start RECORD EXTRACTS

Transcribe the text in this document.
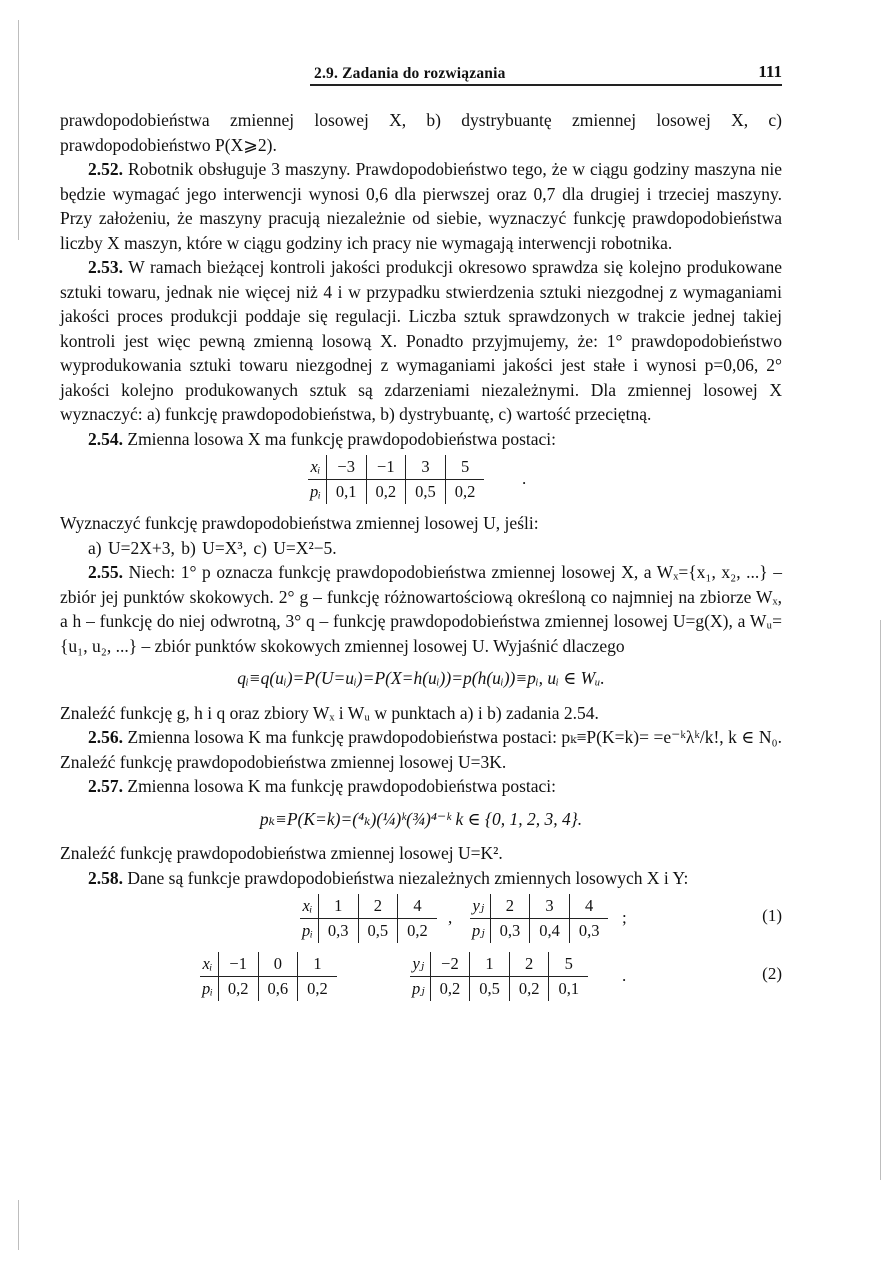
2.9. Zadania do rozwiązania	111

prawdopodobieństwa zmiennej losowej X, b) dystrybuantę zmiennej losowej X, c) prawdopodobieństwo P(X⩾2).

2.52. Robotnik obsługuje 3 maszyny. Prawdopodobieństwo tego, że w ciągu godziny maszyna nie będzie wymagać jego interwencji wynosi 0,6 dla pierwszej oraz 0,7 dla drugiej i trzeciej maszyny. Przy założeniu, że maszyny pracują niezależnie od siebie, wyznaczyć funkcję prawdopodobieństwa liczby X maszyn, które w ciągu godziny ich pracy nie wymagają interwencji robotnika.

2.53. W ramach bieżącej kontroli jakości produkcji okresowo sprawdza się kolejno produkowane sztuki towaru, jednak nie więcej niż 4 i w przypadku stwierdzenia sztuki niezgodnej z wymaganiami jakości proces produkcji poddaje się regulacji. Liczba sztuk sprawdzonych w trakcie jednej takiej kontroli jest więc pewną zmienną losową X. Ponadto przyjmujemy, że: 1° prawdopodobieństwo wyprodukowania sztuki towaru niezgodnej z wymaganiami jakości jest stałe i wynosi p=0,06, 2° jakości kolejno produkowanych sztuk są zdarzeniami niezależnymi. Dla zmiennej losowej X wyznaczyć: a) funkcję prawdopodobieństwa, b) dystrybuantę, c) wartość przeciętną.

2.54. Zmienna losowa X ma funkcję prawdopodobieństwa postaci:

xᵢ	−3	−1	3	5
pᵢ	0,1	0,2	0,5	0,2
.

Wyznaczyć funkcję prawdopodobieństwa zmiennej losowej U, jeśli:

a) U=2X+3, b) U=X³, c) U=X²−5.

2.55. Niech: 1° p oznacza funkcję prawdopodobieństwa zmiennej losowej X, a Wₓ={x₁, x₂, ...} – zbiór jej punktów skokowych. 2° g – funkcję różnowartościową określoną co najmniej na zbiorze Wₓ, a h – funkcję do niej odwrotną, 3° q – funkcję prawdopodobieństwa zmiennej losowej U=g(X), a Wᵤ={u₁, u₂, ...} – zbiór punktów skokowych zmiennej losowej U. Wyjaśnić dlaczego

qᵢ≡q(uᵢ)=P(U=uᵢ)=P(X=h(uᵢ))=p(h(uᵢ))≡pᵢ, uᵢ ∈ Wᵤ.

Znaleźć funkcję g, h i q oraz zbiory Wₓ i Wᵤ w punktach a) i b) zadania 2.54.

2.56. Zmienna losowa K ma funkcję prawdopodobieństwa postaci: pₖ≡P(K=k)= =e⁻ᵏλᵏ/k!, k ∈ N₀. Znaleźć funkcję prawdopodobieństwa zmiennej losowej U=3K.

2.57. Zmienna losowa K ma funkcję prawdopodobieństwa postaci:

pₖ≡P(K=k)=(⁴ₖ)(¼)ᵏ(¾)⁴⁻ᵏ k ∈ {0, 1, 2, 3, 4}.

Znaleźć funkcję prawdopodobieństwa zmiennej losowej U=K².

2.58. Dane są funkcje prawdopodobieństwa niezależnych zmiennych losowych X i Y:

xᵢ	1	2	4
pᵢ	0,3	0,5	0,2
,
yⱼ	2	3	4
pⱼ	0,3	0,4	0,3
;	(1)
xᵢ	−1	0	1
pᵢ	0,2	0,6	0,2
yⱼ	−2	1	2	5
pⱼ	0,2	0,5	0,2	0,1
.	(2)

end RECORD EXTRACTS

Copy every record character for character. Skip the pictures.

▶ **RESULT FOR THIS EXERCISE**:
Transcribe the text in this document.
2.9. Zadania do rozwiązania	111

prawdopodobieństwa zmiennej losowej X, b) dystrybuantę zmiennej losowej X, c) prawdopodobieństwo P(X⩾2).

2.52. Robotnik obsługuje 3 maszyny. Prawdopodobieństwo tego, że w ciągu godziny maszyna nie będzie wymagać jego interwencji wynosi 0,6 dla pierwszej oraz 0,7 dla drugiej i trzeciej maszyny. Przy założeniu, że maszyny pracują niezależnie od siebie, wyznaczyć funkcję prawdopodobieństwa liczby X maszyn, które w ciągu godziny ich pracy nie wymagają interwencji robotnika.

2.53. W ramach bieżącej kontroli jakości produkcji okresowo sprawdza się kolejno produkowane sztuki towaru, jednak nie więcej niż 4 i w przypadku stwierdzenia sztuki niezgodnej z wymaganiami jakości proces produkcji poddaje się regulacji. Liczba sztuk sprawdzonych w trakcie jednej takiej kontroli jest więc pewną zmienną losową X. Ponadto przyjmujemy, że: 1° prawdopodobieństwo wyprodukowania sztuki towaru niezgodnej z wymaganiami jakości jest stałe i wynosi p=0,06, 2° jakości kolejno produkowanych sztuk są zdarzeniami niezależnymi. Dla zmiennej losowej X wyznaczyć: a) funkcję prawdopodobieństwa, b) dystrybuantę, c) wartość przeciętną.

2.54. Zmienna losowa X ma funkcję prawdopodobieństwa postaci:

xᵢ	−3	−1	3	5
pᵢ	0,1	0,2	0,5	0,2
.

Wyznaczyć funkcję prawdopodobieństwa zmiennej losowej U, jeśli:

a) U=2X+3, b) U=X³, c) U=X²−5.

2.55. Niech: 1° p oznacza funkcję prawdopodobieństwa zmiennej losowej X, a Wₓ={x₁, x₂, ...} – zbiór jej punktów skokowych. 2° g – funkcję różnowartościową określoną co najmniej na zbiorze Wₓ, a h – funkcję do niej odwrotną, 3° q – funkcję prawdopodobieństwa zmiennej losowej U=g(X), a Wᵤ={u₁, u₂, ...} – zbiór punktów skokowych zmiennej losowej U. Wyjaśnić dlaczego

qᵢ≡q(uᵢ)=P(U=uᵢ)=P(X=h(uᵢ))=p(h(uᵢ))≡pᵢ, uᵢ ∈ Wᵤ.

Znaleźć funkcję g, h i q oraz zbiory Wₓ i Wᵤ w punktach a) i b) zadania 2.54.

2.56. Zmienna losowa K ma funkcję prawdopodobieństwa postaci: pₖ≡P(K=k)= =e⁻ᵏλᵏ/k!, k ∈ N₀. Znaleźć funkcję prawdopodobieństwa zmiennej losowej U=3K.

2.57. Zmienna losowa K ma funkcję prawdopodobieństwa postaci:

pₖ≡P(K=k)=(⁴ₖ)(¼)ᵏ(¾)⁴⁻ᵏ k ∈ {0, 1, 2, 3, 4}.

Znaleźć funkcję prawdopodobieństwa zmiennej losowej U=K².

2.58. Dane są funkcje prawdopodobieństwa niezależnych zmiennych losowych X i Y:

xᵢ	1	2	4
pᵢ	0,3	0,5	0,2
,
yⱼ	2	3	4
pⱼ	0,3	0,4	0,3
;	(1)
xᵢ	−1	0	1
pᵢ	0,2	0,6	0,2
yⱼ	−2	1	2	5
pⱼ	0,2	0,5	0,2	0,1
.	(2)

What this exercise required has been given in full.